=== Material shown ===

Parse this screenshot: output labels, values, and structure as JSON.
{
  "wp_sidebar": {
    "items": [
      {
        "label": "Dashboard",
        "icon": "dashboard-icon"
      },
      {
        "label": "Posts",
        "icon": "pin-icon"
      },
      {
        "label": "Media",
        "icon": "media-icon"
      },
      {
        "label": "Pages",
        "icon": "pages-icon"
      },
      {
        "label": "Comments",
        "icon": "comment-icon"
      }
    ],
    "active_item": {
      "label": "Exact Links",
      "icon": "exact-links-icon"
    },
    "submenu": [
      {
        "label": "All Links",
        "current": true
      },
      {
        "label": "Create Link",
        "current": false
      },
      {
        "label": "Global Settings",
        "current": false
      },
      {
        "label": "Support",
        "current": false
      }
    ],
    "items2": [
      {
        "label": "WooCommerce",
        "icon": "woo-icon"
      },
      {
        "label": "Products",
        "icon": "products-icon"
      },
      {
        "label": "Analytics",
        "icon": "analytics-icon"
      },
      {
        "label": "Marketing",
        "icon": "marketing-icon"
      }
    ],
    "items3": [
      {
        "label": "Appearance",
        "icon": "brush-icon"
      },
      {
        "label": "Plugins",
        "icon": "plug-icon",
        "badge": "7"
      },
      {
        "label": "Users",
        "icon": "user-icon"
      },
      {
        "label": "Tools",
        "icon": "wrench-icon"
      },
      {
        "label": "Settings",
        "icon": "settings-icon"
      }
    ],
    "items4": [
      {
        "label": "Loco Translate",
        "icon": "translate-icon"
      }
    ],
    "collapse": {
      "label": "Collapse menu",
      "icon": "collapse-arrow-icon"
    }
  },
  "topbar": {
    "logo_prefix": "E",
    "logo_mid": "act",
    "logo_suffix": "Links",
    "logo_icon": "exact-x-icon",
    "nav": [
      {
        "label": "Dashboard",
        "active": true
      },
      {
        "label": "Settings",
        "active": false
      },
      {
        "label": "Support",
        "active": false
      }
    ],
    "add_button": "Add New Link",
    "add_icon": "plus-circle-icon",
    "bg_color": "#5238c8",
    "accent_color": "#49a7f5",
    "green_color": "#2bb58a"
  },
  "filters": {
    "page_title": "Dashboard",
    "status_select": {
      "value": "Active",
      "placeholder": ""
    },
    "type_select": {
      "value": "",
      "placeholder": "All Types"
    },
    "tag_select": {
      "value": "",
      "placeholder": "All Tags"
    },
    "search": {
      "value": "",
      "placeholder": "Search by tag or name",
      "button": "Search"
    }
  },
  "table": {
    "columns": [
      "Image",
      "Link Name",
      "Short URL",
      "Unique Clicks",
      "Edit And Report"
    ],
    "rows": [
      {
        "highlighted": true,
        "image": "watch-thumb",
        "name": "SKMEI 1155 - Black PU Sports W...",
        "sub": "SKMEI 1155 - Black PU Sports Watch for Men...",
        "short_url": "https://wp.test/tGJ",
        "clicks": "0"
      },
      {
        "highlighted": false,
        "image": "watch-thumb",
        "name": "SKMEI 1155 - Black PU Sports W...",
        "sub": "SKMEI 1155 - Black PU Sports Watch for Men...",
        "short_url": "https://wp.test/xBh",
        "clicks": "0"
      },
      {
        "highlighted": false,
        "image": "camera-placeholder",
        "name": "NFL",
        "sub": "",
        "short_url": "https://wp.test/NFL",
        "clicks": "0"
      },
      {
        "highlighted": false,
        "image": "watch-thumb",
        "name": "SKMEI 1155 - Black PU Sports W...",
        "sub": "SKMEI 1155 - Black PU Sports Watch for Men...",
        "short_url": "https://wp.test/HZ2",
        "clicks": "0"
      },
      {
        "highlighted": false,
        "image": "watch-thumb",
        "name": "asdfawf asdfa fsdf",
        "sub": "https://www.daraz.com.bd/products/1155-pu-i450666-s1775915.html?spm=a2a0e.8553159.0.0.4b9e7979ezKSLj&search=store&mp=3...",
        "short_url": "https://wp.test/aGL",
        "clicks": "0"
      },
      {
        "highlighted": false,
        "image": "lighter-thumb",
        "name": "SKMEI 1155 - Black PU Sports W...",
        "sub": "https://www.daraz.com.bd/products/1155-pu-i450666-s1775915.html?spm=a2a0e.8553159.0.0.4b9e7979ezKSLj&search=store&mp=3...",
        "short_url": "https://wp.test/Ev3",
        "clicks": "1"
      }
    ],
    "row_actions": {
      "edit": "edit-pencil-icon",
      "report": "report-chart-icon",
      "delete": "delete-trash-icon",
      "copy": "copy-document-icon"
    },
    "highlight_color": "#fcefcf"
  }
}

===

--- Given problem ---
Copy every line of the records word for word.

--- Full output ---
Parse this screenshot: output labels, values, and structure as JSON.
{
  "wp_sidebar": {
    "items": [
      {
        "label": "Dashboard",
        "icon": "dashboard-icon"
      },
      {
        "label": "Posts",
        "icon": "pin-icon"
      },
      {
        "label": "Media",
        "icon": "media-icon"
      },
      {
        "label": "Pages",
        "icon": "pages-icon"
      },
      {
        "label": "Comments",
        "icon": "comment-icon"
      }
    ],
    "active_item": {
      "label": "Exact Links",
      "icon": "exact-links-icon"
    },
    "submenu": [
      {
        "label": "All Links",
        "current": true
      },
      {
        "label": "Create Link",
        "current": false
      },
      {
        "label": "Global Settings",
        "current": false
      },
      {
        "label": "Support",
        "current": false
      }
    ],
    "items2": [
      {
        "label": "WooCommerce",
        "icon": "woo-icon"
      },
      {
        "label": "Products",
        "icon": "products-icon"
      },
      {
        "label": "Analytics",
        "icon": "analytics-icon"
      },
      {
        "label": "Marketing",
        "icon": "marketing-icon"
      }
    ],
    "items3": [
      {
        "label": "Appearance",
        "icon": "brush-icon"
      },
      {
        "label": "Plugins",
        "icon": "plug-icon",
        "badge": "7"
      },
      {
        "label": "Users",
        "icon": "user-icon"
      },
      {
        "label": "Tools",
        "icon": "wrench-icon"
      },
      {
        "label": "Settings",
        "icon": "settings-icon"
      }
    ],
    "items4": [
      {
        "label": "Loco Translate",
        "icon": "translate-icon"
      }
    ],
    "collapse": {
      "label": "Collapse menu",
      "icon": "collapse-arrow-icon"
    }
  },
  "topbar": {
    "logo_prefix": "E",
    "logo_mid": "act",
    "logo_suffix": "Links",
    "logo_icon": "exact-x-icon",
    "nav": [
      {
        "label": "Dashboard",
        "active": true
      },
      {
        "label": "Settings",
        "active": false
      },
      {
        "label": "Support",
        "active": false
      }
    ],
    "add_button": "Add New Link",
    "add_icon": "plus-circle-icon",
    "bg_color": "#5238c8",
    "accent_color": "#49a7f5",
    "green_color": "#2bb58a"
  },
  "filters": {
    "page_title": "Dashboard",
    "status_select": {
      "value": "Active",
      "placeholder": ""
    },
    "type_select": {
      "value": "",
      "placeholder": "All Types"
    },
    "tag_select": {
      "value": "",
      "placeholder": "All Tags"
    },
    "search": {
      "value": "",
      "placeholder": "Search by tag or name",
      "button": "Search"
    }
  },
  "table": {
    "columns": [
      "Image",
      "Link Name",
      "Short URL",
      "Unique Clicks",
      "Edit And Report"
    ],
    "rows": [
      {
        "highlighted": true,
        "image": "watch-thumb",
        "name": "SKMEI 1155 - Black PU Sports W...",
        "sub": "SKMEI 1155 - Black PU Sports Watch for Men...",
        "short_url": "https://wp.test/tGJ",
        "clicks": "0"
      },
      {
        "highlighted": false,
        "image": "watch-thumb",
        "name": "SKMEI 1155 - Black PU Sports W...",
        "sub": "SKMEI 1155 - Black PU Sports Watch for Men...",
        "short_url": "https://wp.test/xBh",
        "clicks": "0"
      },
      {
        "highlighted": false,
        "image": "camera-placeholder",
        "name": "NFL",
        "sub": "",
        "short_url": "https://wp.test/NFL",
        "clicks": "0"
      },
      {
        "highlighted": false,
        "image": "watch-thumb",
        "name": "SKMEI 1155 - Black PU Sports W...",
        "sub": "SKMEI 1155 - Black PU Sports Watch for Men...",
        "short_url": "https://wp.test/HZ2",
        "clicks": "0"
      },
      {
        "highlighted": false,
        "image": "watch-thumb",
        "name": "asdfawf asdfa fsdf",
        "sub": "https://www.daraz.com.bd/products/1155-pu-i450666-s1775915.html?spm=a2a0e.8553159.0.0.4b9e7979ezKSLj&search=store&mp=3...",
        "short_url": "https://wp.test/aGL",
        "clicks": "0"
      },
      {
        "highlighted": false,
        "image": "lighter-thumb",
        "name": "SKMEI 1155 - Black PU Sports W...",
        "sub": "https://www.daraz.com.bd/products/1155-pu-i450666-s1775915.html?spm=a2a0e.8553159.0.0.4b9e7979ezKSLj&search=store&mp=3...",
        "short_url": "https://wp.test/Ev3",
        "clicks": "1"
      }
    ],
    "row_actions": {
      "edit": "edit-pencil-icon",
      "report": "report-chart-icon",
      "delete": "delete-trash-icon",
      "copy": "copy-document-icon"
    },
    "highlight_color": "#fcefcf"
  }
}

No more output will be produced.